SHORT TASK: Every record should be written out exactly, please.

PROVIDED RECORDS:

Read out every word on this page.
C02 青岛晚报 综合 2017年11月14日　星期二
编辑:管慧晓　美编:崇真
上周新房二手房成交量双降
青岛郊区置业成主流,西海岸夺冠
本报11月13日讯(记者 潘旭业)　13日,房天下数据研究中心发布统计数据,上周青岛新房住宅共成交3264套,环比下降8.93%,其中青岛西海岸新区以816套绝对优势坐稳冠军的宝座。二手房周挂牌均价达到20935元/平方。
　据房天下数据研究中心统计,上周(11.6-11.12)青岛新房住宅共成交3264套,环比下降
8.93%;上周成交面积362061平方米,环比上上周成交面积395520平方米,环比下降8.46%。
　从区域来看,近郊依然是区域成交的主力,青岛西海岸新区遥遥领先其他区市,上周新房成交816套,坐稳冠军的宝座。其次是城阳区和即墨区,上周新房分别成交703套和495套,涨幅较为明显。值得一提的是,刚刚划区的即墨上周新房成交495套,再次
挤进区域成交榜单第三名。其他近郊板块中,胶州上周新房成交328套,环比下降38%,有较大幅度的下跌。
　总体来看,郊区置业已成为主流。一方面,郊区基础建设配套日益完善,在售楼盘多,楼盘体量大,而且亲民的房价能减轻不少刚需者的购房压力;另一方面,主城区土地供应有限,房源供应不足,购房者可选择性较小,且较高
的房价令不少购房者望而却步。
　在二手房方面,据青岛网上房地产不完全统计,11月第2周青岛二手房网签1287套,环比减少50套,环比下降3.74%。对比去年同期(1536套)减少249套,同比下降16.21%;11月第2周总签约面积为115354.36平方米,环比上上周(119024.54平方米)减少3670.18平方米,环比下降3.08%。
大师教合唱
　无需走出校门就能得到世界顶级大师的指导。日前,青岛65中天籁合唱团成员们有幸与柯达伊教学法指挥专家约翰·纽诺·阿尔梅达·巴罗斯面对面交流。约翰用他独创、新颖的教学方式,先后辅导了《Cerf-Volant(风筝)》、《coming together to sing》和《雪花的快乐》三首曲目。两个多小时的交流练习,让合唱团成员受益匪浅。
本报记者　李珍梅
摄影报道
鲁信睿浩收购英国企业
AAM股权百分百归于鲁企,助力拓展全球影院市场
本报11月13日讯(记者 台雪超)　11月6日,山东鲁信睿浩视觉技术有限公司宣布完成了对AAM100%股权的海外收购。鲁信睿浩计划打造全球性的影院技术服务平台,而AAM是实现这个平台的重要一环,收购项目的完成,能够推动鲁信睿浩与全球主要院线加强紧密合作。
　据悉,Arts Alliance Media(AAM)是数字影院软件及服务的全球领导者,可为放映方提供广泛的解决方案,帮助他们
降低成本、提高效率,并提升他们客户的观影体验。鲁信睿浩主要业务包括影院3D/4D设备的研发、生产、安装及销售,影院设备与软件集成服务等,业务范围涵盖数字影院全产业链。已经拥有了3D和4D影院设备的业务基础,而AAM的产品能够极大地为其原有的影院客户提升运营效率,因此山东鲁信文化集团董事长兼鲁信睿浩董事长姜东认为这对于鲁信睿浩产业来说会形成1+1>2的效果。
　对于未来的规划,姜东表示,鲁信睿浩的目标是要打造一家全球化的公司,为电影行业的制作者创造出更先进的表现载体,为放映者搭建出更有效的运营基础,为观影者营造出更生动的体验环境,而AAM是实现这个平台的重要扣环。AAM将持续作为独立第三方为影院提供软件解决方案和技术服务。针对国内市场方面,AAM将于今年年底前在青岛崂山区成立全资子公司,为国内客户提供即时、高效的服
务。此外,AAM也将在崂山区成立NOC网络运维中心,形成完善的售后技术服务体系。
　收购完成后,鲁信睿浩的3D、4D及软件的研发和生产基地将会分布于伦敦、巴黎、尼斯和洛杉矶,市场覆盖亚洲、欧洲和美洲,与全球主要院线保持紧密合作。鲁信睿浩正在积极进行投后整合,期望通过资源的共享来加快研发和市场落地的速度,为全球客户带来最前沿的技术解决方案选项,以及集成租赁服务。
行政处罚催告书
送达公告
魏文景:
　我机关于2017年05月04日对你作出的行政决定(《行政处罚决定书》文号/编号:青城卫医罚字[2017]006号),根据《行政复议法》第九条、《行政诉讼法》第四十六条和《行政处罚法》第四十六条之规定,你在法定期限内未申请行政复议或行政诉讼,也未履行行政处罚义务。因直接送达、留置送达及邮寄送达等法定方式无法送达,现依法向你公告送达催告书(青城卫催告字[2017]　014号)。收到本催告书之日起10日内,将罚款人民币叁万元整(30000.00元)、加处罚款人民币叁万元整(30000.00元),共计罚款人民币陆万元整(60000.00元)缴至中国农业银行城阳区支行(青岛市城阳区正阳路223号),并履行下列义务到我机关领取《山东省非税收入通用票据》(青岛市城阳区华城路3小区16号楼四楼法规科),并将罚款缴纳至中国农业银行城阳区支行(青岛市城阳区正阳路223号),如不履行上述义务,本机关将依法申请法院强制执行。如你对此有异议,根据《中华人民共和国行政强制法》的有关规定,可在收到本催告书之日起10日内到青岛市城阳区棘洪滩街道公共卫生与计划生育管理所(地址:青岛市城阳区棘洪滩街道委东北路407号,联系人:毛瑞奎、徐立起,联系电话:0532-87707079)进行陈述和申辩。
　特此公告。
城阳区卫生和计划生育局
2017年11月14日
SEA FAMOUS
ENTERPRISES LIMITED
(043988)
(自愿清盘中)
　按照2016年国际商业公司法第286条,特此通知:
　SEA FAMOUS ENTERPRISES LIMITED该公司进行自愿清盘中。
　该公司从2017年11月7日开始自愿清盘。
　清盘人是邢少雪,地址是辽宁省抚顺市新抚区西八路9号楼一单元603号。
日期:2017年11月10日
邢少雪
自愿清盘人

THE OUTPUT:
Read out every word on this page.
C02 青岛晚报 综合 2017年11月14日　星期二
编辑:管慧晓　美编:崇真
上周新房二手房成交量双降
青岛郊区置业成主流,西海岸夺冠
本报11月13日讯(记者 潘旭业)　13日,房天下数据研究中心发布统计数据,上周青岛新房住宅共成交3264套,环比下降8.93%,其中青岛西海岸新区以816套绝对优势坐稳冠军的宝座。二手房周挂牌均价达到20935元/平方。
　据房天下数据研究中心统计,上周(11.6-11.12)青岛新房住宅共成交3264套,环比下降
8.93%;上周成交面积362061平方米,环比上上周成交面积395520平方米,环比下降8.46%。
　从区域来看,近郊依然是区域成交的主力,青岛西海岸新区遥遥领先其他区市,上周新房成交816套,坐稳冠军的宝座。其次是城阳区和即墨区,上周新房分别成交703套和495套,涨幅较为明显。值得一提的是,刚刚划区的即墨上周新房成交495套,再次
挤进区域成交榜单第三名。其他近郊板块中,胶州上周新房成交328套,环比下降38%,有较大幅度的下跌。
　总体来看,郊区置业已成为主流。一方面,郊区基础建设配套日益完善,在售楼盘多,楼盘体量大,而且亲民的房价能减轻不少刚需者的购房压力;另一方面,主城区土地供应有限,房源供应不足,购房者可选择性较小,且较高
的房价令不少购房者望而却步。
　在二手房方面,据青岛网上房地产不完全统计,11月第2周青岛二手房网签1287套,环比减少50套,环比下降3.74%。对比去年同期(1536套)减少249套,同比下降16.21%;11月第2周总签约面积为115354.36平方米,环比上上周(119024.54平方米)减少3670.18平方米,环比下降3.08%。
大师教合唱
　无需走出校门就能得到世界顶级大师的指导。日前,青岛65中天籁合唱团成员们有幸与柯达伊教学法指挥专家约翰·纽诺·阿尔梅达·巴罗斯面对面交流。约翰用他独创、新颖的教学方式,先后辅导了《Cerf-Volant(风筝)》、《coming together to sing》和《雪花的快乐》三首曲目。两个多小时的交流练习,让合唱团成员受益匪浅。
本报记者　李珍梅
摄影报道
鲁信睿浩收购英国企业
AAM股权百分百归于鲁企,助力拓展全球影院市场
本报11月13日讯(记者 台雪超)　11月6日,山东鲁信睿浩视觉技术有限公司宣布完成了对AAM100%股权的海外收购。鲁信睿浩计划打造全球性的影院技术服务平台,而AAM是实现这个平台的重要一环,收购项目的完成,能够推动鲁信睿浩与全球主要院线加强紧密合作。
　据悉,Arts Alliance Media(AAM)是数字影院软件及服务的全球领导者,可为放映方提供广泛的解决方案,帮助他们
降低成本、提高效率,并提升他们客户的观影体验。鲁信睿浩主要业务包括影院3D/4D设备的研发、生产、安装及销售,影院设备与软件集成服务等,业务范围涵盖数字影院全产业链。已经拥有了3D和4D影院设备的业务基础,而AAM的产品能够极大地为其原有的影院客户提升运营效率,因此山东鲁信文化集团董事长兼鲁信睿浩董事长姜东认为这对于鲁信睿浩产业来说会形成1+1>2的效果。
　对于未来的规划,姜东表示,鲁信睿浩的目标是要打造一家全球化的公司,为电影行业的制作者创造出更先进的表现载体,为放映者搭建出更有效的运营基础,为观影者营造出更生动的体验环境,而AAM是实现这个平台的重要扣环。AAM将持续作为独立第三方为影院提供软件解决方案和技术服务。针对国内市场方面,AAM将于今年年底前在青岛崂山区成立全资子公司,为国内客户提供即时、高效的服
务。此外,AAM也将在崂山区成立NOC网络运维中心,形成完善的售后技术服务体系。
　收购完成后,鲁信睿浩的3D、4D及软件的研发和生产基地将会分布于伦敦、巴黎、尼斯和洛杉矶,市场覆盖亚洲、欧洲和美洲,与全球主要院线保持紧密合作。鲁信睿浩正在积极进行投后整合,期望通过资源的共享来加快研发和市场落地的速度,为全球客户带来最前沿的技术解决方案选项,以及集成租赁服务。
行政处罚催告书
送达公告
魏文景:
　我机关于2017年05月04日对你作出的行政决定(《行政处罚决定书》文号/编号:青城卫医罚字[2017]006号),根据《行政复议法》第九条、《行政诉讼法》第四十六条和《行政处罚法》第四十六条之规定,你在法定期限内未申请行政复议或行政诉讼,也未履行行政处罚义务。因直接送达、留置送达及邮寄送达等法定方式无法送达,现依法向你公告送达催告书(青城卫催告字[2017]　014号)。收到本催告书之日起10日内,将罚款人民币叁万元整(30000.00元)、加处罚款人民币叁万元整(30000.00元),共计罚款人民币陆万元整(60000.00元)缴至中国农业银行城阳区支行(青岛市城阳区正阳路223号),并履行下列义务到我机关领取《山东省非税收入通用票据》(青岛市城阳区华城路3小区16号楼四楼法规科),并将罚款缴纳至中国农业银行城阳区支行(青岛市城阳区正阳路223号),如不履行上述义务,本机关将依法申请法院强制执行。如你对此有异议,根据《中华人民共和国行政强制法》的有关规定,可在收到本催告书之日起10日内到青岛市城阳区棘洪滩街道公共卫生与计划生育管理所(地址:青岛市城阳区棘洪滩街道委东北路407号,联系人:毛瑞奎、徐立起,联系电话:0532-87707079)进行陈述和申辩。
　特此公告。
城阳区卫生和计划生育局
2017年11月14日
SEA FAMOUS
ENTERPRISES LIMITED
(043988)
(自愿清盘中)
　按照2016年国际商业公司法第286条,特此通知:
　SEA FAMOUS ENTERPRISES LIMITED该公司进行自愿清盘中。
　该公司从2017年11月7日开始自愿清盘。
　清盘人是邢少雪,地址是辽宁省抚顺市新抚区西八路9号楼一单元603号。
日期:2017年11月10日
邢少雪
自愿清盘人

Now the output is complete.